▶ **What is required**: Find and copy lines holding "korrigiert".

(Data excerpts)
******

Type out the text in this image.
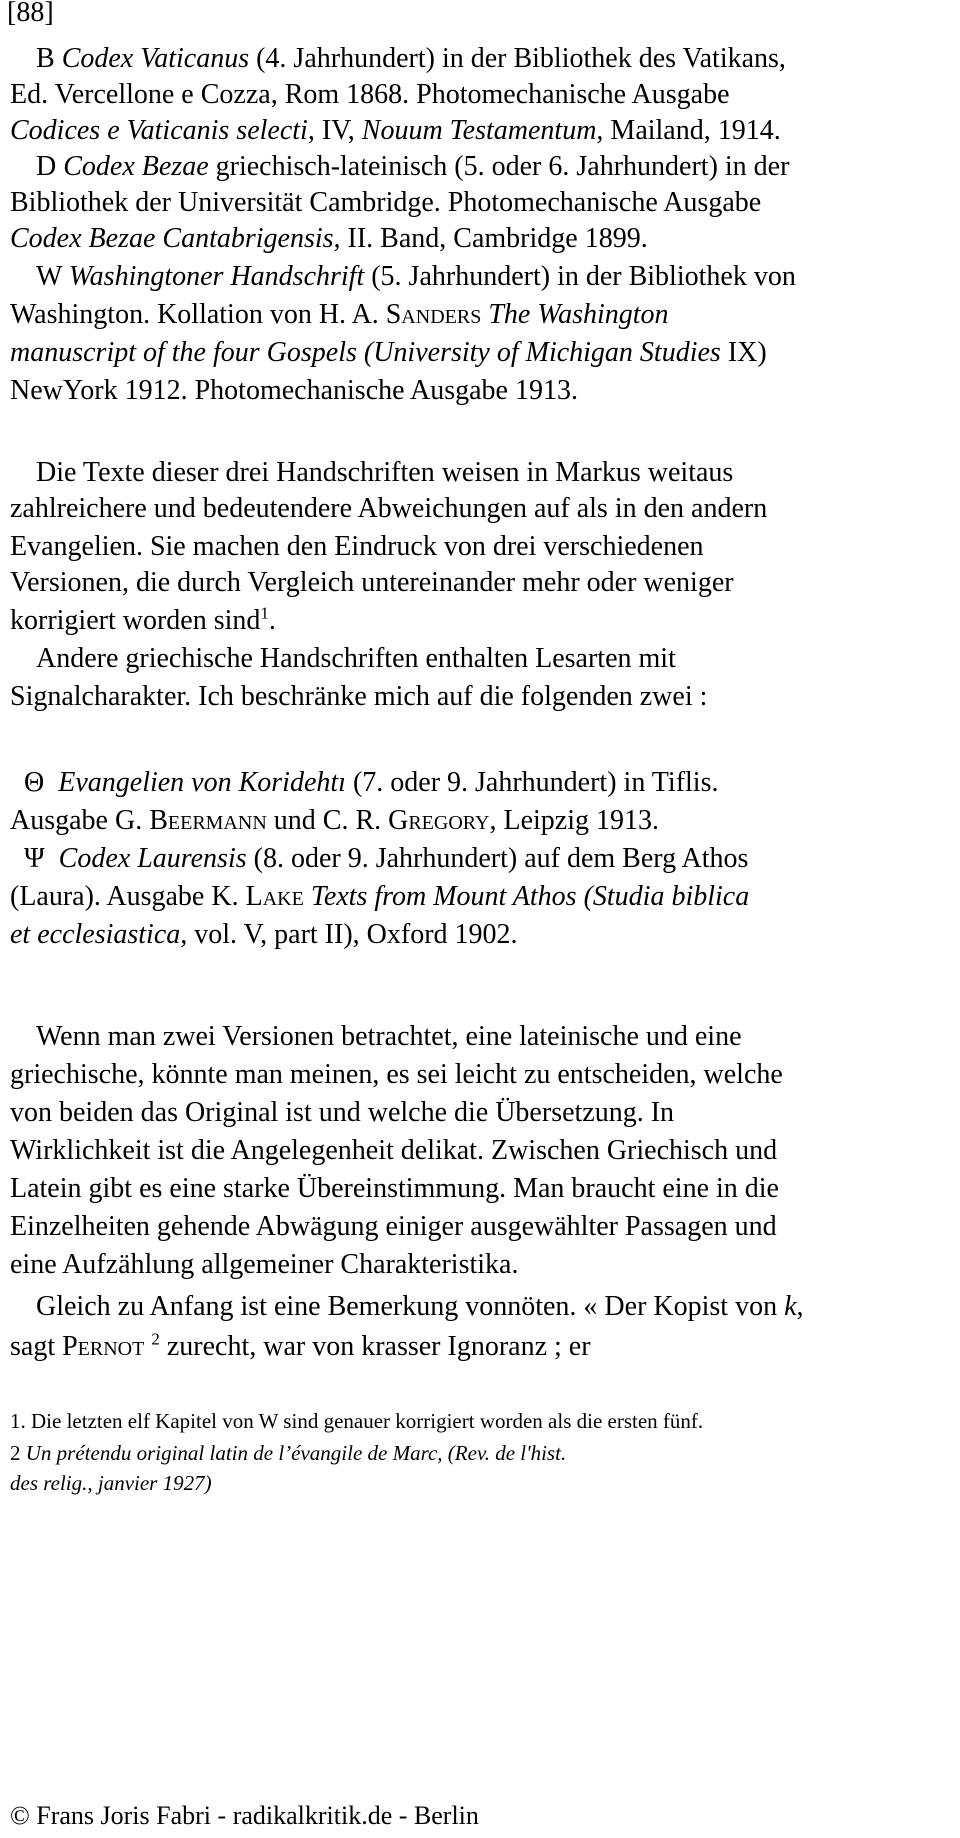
[88]
B Codex Vaticanus (4. Jahrhundert) in der Bibliothek des Vatikans,
Ed. Vercellone e Cozza, Rom 1868. Photomechanische Ausgabe
Codices e Vaticanis selecti, IV, Nouum Testamentum, Mailand, 1914.
D Codex Bezae griechisch-lateinisch (5. oder 6. Jahrhundert) in der
Bibliothek der Universität Cambridge. Photomechanische Ausgabe
Codex Bezae Cantabrigensis, II. Band, Cambridge 1899.
W Washingtoner Handschrift (5. Jahrhundert) in der Bibliothek von
Washington. Kollation von H. A. Sanders The Washington
manuscript of the four Gospels (University of Michigan Studies IX)
NewYork 1912. Photomechanische Ausgabe 1913.
Die Texte dieser drei Handschriften weisen in Markus weitaus
zahlreichere und bedeutendere Abweichungen auf als in den andern
Evangelien. Sie machen den Eindruck von drei verschiedenen
Versionen, die durch Vergleich untereinander mehr oder weniger
korrigiert worden sind$^1$.
Andere griechische Handschriften enthalten Lesarten mit
Signalcharakter. Ich beschränke mich auf die folgenden zwei :
Θ Evangelien von Koridehtı (7. oder 9. Jahrhundert) in Tiflis.
Ausgabe G. Beermann und C. R. Gregory, Leipzig 1913.
Ψ Codex Laurensis (8. oder 9. Jahrhundert) auf dem Berg Athos
(Laura). Ausgabe K. Lake Texts from Mount Athos (Studia biblica
et ecclesiastica, vol. V, part II), Oxford 1902.
Wenn man zwei Versionen betrachtet, eine lateinische und eine
griechische, könnte man meinen, es sei leicht zu entscheiden, welche
von beiden das Original ist und welche die Übersetzung. In
Wirklichkeit ist die Angelegenheit delikat. Zwischen Griechisch und
Latein gibt es eine starke Übereinstimmung. Man braucht eine in die
Einzelheiten gehende Abwägung einiger ausgewählter Passagen und
eine Aufzählung allgemeiner Charakteristika.
Gleich zu Anfang ist eine Bemerkung vonnöten. « Der Kopist von k,
sagt Pernot $^2$ zurecht, war von krasser Ignoranz ; er
1. Die letzten elf Kapitel von W sind genauer korrigiert worden als die ersten fünf.
2 Un prétendu original latin de l’évangile de Marc, (Rev. de l'hist.
des relig., janvier 1927)
© Frans Joris Fabri - radikalkritik.de - Berlin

******

▶ **Full solution**:
korrigiert worden sind$^1$.
1. Die letzten elf Kapitel von W sind genauer korrigiert worden als die ersten fünf.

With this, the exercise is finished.